§ Written exercise: Copy out all of the material, matching it word for word.

---- Recorded information

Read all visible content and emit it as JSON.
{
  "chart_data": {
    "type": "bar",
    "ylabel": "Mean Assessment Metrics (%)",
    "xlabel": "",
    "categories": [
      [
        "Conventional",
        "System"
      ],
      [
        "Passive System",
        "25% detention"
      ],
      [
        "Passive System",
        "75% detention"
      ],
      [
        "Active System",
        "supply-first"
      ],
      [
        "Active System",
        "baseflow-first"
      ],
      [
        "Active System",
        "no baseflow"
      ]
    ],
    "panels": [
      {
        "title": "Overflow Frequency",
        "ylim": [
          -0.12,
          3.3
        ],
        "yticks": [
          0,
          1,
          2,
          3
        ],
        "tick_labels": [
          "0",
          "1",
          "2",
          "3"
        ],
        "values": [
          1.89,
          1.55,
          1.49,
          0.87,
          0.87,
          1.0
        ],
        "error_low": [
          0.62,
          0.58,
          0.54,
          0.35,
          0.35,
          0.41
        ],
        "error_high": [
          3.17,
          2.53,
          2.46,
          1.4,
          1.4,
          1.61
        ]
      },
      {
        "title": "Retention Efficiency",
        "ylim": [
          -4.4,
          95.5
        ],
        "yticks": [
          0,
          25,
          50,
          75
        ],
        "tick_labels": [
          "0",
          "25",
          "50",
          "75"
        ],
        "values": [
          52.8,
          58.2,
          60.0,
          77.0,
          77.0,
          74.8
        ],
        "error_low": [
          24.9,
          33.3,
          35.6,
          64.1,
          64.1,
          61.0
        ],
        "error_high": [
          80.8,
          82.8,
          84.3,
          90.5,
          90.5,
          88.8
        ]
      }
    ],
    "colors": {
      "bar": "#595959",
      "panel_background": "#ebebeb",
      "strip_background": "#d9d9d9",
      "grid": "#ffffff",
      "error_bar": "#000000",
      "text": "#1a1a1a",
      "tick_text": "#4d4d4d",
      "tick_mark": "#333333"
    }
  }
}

--------

§ Correct result:
Read all visible content and emit it as JSON.
{
  "chart_data": {
    "type": "bar",
    "ylabel": "Mean Assessment Metrics (%)",
    "xlabel": "",
    "categories": [
      [
        "Conventional",
        "System"
      ],
      [
        "Passive System",
        "25% detention"
      ],
      [
        "Passive System",
        "75% detention"
      ],
      [
        "Active System",
        "supply-first"
      ],
      [
        "Active System",
        "baseflow-first"
      ],
      [
        "Active System",
        "no baseflow"
      ]
    ],
    "panels": [
      {
        "title": "Overflow Frequency",
        "ylim": [
          -0.12,
          3.3
        ],
        "yticks": [
          0,
          1,
          2,
          3
        ],
        "tick_labels": [
          "0",
          "1",
          "2",
          "3"
        ],
        "values": [
          1.89,
          1.55,
          1.49,
          0.87,
          0.87,
          1.0
        ],
        "error_low": [
          0.62,
          0.58,
          0.54,
          0.35,
          0.35,
          0.41
        ],
        "error_high": [
          3.17,
          2.53,
          2.46,
          1.4,
          1.4,
          1.61
        ]
      },
      {
        "title": "Retention Efficiency",
        "ylim": [
          -4.4,
          95.5
        ],
        "yticks": [
          0,
          25,
          50,
          75
        ],
        "tick_labels": [
          "0",
          "25",
          "50",
          "75"
        ],
        "values": [
          52.8,
          58.2,
          60.0,
          77.0,
          77.0,
          74.8
        ],
        "error_low": [
          24.9,
          33.3,
          35.6,
          64.1,
          64.1,
          61.0
        ],
        "error_high": [
          80.8,
          82.8,
          84.3,
          90.5,
          90.5,
          88.8
        ]
      }
    ],
    "colors": {
      "bar": "#595959",
      "panel_background": "#ebebeb",
      "strip_background": "#d9d9d9",
      "grid": "#ffffff",
      "error_bar": "#000000",
      "text": "#1a1a1a",
      "tick_text": "#4d4d4d",
      "tick_mark": "#333333"
    }
  }
}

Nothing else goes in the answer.